TASK DETAILS: For the listing below, give the number of lines in which "views" occurs. Add nothing.

EXERCISE INPUT:
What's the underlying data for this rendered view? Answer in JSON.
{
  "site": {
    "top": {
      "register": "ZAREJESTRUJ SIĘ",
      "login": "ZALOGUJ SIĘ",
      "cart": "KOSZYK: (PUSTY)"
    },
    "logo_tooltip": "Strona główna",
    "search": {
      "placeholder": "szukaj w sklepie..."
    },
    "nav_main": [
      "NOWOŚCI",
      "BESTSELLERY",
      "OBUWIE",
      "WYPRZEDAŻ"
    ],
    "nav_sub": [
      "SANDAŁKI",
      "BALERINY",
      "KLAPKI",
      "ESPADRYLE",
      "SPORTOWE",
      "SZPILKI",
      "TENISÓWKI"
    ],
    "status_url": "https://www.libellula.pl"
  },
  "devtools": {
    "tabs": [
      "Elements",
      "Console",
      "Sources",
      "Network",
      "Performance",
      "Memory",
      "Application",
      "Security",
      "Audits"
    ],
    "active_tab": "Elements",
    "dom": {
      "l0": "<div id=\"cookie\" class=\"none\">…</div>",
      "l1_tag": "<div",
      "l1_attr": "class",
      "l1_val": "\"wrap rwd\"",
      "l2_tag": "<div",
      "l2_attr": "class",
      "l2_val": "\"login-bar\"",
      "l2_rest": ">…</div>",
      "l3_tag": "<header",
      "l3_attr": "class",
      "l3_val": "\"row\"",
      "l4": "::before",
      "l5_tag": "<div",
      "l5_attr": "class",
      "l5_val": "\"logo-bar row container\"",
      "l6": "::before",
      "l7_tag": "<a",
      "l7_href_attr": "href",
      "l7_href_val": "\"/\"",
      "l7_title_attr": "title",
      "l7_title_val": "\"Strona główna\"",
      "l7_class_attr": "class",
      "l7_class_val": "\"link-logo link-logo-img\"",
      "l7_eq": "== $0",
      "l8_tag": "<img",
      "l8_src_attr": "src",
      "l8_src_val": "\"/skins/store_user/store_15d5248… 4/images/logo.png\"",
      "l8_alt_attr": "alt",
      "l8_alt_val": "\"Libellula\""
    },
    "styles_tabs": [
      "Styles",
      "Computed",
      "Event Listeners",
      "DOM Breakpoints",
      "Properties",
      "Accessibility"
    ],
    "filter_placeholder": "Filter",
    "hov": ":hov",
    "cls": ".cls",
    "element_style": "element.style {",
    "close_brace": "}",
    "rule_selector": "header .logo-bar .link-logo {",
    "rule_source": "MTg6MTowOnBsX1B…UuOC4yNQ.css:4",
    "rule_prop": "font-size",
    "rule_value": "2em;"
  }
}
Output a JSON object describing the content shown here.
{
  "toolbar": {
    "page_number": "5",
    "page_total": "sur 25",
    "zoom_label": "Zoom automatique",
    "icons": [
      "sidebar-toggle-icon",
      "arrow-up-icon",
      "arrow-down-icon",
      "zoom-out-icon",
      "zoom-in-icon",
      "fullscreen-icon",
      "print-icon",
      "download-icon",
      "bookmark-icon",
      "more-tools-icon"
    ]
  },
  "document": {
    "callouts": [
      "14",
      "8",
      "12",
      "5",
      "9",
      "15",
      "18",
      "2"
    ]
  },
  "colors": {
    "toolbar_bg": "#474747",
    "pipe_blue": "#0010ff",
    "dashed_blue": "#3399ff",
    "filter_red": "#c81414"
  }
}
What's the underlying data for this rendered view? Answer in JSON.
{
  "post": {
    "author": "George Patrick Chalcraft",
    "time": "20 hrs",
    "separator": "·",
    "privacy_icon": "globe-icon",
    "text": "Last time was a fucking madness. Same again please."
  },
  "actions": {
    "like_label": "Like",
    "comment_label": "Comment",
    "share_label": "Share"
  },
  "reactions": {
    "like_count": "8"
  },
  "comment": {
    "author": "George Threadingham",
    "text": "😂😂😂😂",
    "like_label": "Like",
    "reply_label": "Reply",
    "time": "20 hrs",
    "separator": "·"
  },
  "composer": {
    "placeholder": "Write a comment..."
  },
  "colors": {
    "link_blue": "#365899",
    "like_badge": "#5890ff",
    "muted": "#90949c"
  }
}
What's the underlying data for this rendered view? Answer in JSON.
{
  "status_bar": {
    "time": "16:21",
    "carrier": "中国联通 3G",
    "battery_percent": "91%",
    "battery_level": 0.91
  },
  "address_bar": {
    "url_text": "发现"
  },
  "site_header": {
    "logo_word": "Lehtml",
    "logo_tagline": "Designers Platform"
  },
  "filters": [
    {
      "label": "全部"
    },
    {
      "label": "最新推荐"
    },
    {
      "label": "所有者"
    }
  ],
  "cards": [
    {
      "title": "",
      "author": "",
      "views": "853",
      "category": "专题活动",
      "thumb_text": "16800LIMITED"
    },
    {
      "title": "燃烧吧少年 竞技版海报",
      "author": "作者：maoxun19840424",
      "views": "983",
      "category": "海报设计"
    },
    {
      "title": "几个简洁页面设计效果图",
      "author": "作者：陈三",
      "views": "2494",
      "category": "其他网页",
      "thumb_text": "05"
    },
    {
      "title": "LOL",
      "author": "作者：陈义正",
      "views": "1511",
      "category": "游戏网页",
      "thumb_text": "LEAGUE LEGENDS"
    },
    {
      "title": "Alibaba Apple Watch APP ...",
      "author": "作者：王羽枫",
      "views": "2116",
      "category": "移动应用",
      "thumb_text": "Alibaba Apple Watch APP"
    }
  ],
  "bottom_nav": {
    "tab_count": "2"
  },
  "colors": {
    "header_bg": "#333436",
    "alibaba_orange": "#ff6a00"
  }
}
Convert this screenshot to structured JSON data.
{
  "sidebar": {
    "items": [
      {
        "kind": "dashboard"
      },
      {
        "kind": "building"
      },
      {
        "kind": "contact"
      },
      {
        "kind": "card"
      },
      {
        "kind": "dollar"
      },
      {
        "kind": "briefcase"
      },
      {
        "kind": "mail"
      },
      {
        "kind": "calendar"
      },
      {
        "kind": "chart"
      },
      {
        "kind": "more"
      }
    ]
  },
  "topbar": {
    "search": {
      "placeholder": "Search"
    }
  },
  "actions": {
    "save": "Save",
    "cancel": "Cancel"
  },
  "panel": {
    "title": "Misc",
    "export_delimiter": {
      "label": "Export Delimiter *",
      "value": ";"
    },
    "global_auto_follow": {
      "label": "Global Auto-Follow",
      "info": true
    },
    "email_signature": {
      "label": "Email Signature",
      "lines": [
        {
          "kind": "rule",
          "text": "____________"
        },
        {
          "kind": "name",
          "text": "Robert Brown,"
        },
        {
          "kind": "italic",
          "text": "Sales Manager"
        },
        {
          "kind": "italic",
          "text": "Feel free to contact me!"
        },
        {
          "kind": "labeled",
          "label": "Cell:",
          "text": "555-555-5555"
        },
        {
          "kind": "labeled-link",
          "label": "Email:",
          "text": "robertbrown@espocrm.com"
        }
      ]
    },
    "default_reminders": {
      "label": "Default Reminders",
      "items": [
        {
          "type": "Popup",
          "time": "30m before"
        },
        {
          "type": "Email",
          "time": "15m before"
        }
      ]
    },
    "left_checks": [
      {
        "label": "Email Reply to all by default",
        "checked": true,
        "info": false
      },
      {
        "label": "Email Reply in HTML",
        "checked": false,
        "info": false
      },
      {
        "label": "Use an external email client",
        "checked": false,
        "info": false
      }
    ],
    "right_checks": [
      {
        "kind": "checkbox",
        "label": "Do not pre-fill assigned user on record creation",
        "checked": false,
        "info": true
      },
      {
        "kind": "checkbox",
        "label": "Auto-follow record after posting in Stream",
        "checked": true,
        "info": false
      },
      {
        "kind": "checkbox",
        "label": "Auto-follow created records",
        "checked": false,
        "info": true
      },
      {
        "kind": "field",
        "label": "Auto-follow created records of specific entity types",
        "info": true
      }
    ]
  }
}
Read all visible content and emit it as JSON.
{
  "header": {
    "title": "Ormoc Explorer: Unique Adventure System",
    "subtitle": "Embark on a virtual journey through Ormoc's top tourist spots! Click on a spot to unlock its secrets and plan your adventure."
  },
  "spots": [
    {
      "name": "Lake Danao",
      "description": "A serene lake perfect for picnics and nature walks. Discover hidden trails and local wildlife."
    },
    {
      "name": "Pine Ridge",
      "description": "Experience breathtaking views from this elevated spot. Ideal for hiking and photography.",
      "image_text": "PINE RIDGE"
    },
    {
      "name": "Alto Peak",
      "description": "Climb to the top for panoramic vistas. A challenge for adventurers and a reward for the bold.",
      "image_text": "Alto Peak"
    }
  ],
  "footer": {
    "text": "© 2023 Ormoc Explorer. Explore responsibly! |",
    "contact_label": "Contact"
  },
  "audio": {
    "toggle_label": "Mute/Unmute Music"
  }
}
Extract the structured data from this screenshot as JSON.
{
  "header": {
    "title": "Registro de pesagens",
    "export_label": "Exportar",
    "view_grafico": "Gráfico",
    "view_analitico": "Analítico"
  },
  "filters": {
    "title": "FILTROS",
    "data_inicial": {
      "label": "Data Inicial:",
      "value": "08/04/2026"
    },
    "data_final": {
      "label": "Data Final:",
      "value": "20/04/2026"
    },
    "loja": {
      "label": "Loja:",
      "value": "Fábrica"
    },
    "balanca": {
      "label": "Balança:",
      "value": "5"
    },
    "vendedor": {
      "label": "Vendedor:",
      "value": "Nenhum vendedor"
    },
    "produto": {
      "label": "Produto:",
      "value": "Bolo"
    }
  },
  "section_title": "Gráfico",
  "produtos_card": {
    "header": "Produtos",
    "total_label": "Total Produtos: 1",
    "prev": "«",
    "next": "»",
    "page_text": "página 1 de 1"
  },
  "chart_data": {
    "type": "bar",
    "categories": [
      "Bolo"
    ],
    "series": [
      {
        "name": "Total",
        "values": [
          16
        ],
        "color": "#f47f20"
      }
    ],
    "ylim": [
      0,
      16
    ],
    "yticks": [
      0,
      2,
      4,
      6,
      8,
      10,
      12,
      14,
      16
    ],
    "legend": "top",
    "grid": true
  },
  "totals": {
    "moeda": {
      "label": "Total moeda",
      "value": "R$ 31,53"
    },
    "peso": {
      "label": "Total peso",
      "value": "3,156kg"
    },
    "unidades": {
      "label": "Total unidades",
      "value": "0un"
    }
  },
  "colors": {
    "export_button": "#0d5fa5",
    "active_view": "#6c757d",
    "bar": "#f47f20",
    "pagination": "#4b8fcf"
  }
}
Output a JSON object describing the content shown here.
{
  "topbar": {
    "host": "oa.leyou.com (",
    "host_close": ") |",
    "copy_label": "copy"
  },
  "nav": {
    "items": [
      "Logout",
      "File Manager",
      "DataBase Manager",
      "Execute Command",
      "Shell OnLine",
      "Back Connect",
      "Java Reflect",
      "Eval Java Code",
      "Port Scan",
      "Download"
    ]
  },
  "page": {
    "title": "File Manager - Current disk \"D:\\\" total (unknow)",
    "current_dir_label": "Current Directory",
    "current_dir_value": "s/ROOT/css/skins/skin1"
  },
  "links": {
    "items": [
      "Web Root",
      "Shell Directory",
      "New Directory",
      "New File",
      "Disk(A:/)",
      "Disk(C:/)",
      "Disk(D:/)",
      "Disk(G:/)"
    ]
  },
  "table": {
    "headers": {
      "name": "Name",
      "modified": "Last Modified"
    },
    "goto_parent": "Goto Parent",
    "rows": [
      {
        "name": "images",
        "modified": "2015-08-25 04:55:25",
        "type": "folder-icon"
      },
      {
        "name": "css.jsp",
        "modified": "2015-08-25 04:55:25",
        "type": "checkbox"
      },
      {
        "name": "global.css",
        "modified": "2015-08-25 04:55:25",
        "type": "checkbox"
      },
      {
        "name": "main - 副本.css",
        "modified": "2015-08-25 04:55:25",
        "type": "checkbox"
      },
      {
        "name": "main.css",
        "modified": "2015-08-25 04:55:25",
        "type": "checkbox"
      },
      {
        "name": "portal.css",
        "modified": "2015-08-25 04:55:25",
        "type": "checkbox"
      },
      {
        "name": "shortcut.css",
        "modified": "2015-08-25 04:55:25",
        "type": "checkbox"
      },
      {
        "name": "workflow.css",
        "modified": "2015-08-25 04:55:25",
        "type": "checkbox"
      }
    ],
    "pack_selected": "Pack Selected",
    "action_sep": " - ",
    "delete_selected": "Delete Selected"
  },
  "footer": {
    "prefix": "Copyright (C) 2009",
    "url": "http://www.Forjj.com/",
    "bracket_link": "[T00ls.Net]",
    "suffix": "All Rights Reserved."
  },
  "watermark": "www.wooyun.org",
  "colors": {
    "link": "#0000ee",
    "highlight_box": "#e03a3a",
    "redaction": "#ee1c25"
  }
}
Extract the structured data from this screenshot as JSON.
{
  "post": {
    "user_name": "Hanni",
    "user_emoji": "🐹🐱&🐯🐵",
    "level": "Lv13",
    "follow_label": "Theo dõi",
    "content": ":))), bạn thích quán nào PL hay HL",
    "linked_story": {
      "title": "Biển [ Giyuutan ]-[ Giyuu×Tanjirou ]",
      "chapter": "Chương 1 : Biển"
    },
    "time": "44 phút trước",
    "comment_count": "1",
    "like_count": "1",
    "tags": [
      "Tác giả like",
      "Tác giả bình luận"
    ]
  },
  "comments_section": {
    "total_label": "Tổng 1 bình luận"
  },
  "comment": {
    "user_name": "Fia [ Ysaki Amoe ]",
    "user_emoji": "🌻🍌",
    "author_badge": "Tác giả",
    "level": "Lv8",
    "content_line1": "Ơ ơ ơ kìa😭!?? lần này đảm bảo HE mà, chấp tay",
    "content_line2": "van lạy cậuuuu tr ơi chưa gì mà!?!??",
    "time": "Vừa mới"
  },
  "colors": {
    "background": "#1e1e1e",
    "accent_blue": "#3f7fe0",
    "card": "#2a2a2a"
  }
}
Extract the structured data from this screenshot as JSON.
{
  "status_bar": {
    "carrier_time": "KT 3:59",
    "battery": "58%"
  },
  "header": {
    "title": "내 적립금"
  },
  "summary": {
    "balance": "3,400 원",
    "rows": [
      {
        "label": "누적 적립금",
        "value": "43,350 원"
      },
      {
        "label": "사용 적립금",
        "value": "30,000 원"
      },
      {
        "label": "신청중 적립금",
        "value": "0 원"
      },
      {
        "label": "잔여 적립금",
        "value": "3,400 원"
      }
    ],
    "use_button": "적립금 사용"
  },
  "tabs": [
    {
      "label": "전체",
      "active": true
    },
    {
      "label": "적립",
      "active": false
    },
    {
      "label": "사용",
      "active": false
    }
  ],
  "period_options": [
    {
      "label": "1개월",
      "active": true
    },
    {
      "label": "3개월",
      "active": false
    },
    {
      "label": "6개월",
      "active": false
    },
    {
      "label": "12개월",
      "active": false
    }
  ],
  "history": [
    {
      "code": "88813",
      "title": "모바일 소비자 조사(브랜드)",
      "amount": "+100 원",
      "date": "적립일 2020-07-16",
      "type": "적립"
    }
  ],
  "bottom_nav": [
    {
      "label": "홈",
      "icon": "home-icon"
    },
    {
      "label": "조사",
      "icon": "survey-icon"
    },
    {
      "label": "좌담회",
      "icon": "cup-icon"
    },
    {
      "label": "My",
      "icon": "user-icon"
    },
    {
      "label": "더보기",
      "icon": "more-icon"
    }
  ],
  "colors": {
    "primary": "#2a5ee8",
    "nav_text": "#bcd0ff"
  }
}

THE OUTPUT: 6